• Aim: Check each line of the entries below for the string "name"; copy every line where it appears.

• Task input:
::::

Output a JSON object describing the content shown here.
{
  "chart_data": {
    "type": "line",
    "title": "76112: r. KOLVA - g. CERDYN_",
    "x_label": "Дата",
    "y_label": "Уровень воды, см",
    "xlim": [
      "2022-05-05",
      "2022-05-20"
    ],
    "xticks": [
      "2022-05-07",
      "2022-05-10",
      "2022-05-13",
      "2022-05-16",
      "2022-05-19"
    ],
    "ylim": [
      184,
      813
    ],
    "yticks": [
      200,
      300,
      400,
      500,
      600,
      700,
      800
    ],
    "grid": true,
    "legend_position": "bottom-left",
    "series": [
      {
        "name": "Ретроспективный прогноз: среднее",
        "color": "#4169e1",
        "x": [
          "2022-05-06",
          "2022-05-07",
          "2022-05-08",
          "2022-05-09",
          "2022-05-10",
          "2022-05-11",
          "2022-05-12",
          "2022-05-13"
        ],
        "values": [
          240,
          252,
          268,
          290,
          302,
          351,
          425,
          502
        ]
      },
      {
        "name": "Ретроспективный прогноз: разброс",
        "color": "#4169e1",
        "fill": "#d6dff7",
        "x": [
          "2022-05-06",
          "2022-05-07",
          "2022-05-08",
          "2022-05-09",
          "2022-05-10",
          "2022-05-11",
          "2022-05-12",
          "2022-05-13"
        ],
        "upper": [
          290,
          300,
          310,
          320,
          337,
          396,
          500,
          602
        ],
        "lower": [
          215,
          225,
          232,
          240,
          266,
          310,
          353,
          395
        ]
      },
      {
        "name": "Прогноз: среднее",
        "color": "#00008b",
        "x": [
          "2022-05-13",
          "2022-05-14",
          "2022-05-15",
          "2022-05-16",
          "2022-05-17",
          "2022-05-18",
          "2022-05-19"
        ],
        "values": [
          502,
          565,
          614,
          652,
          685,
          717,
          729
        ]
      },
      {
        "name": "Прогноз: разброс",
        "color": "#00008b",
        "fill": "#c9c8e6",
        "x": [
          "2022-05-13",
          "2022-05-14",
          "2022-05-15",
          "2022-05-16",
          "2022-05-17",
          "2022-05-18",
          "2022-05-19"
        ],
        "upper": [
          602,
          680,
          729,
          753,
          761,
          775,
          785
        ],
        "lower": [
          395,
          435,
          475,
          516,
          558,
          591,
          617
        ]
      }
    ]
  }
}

::::

• The solution:
        "name": "Ретроспективный прогноз: среднее",
        "name": "Ретроспективный прогноз: разброс",
        "name": "Прогноз: среднее",
        "name": "Прогноз: разброс",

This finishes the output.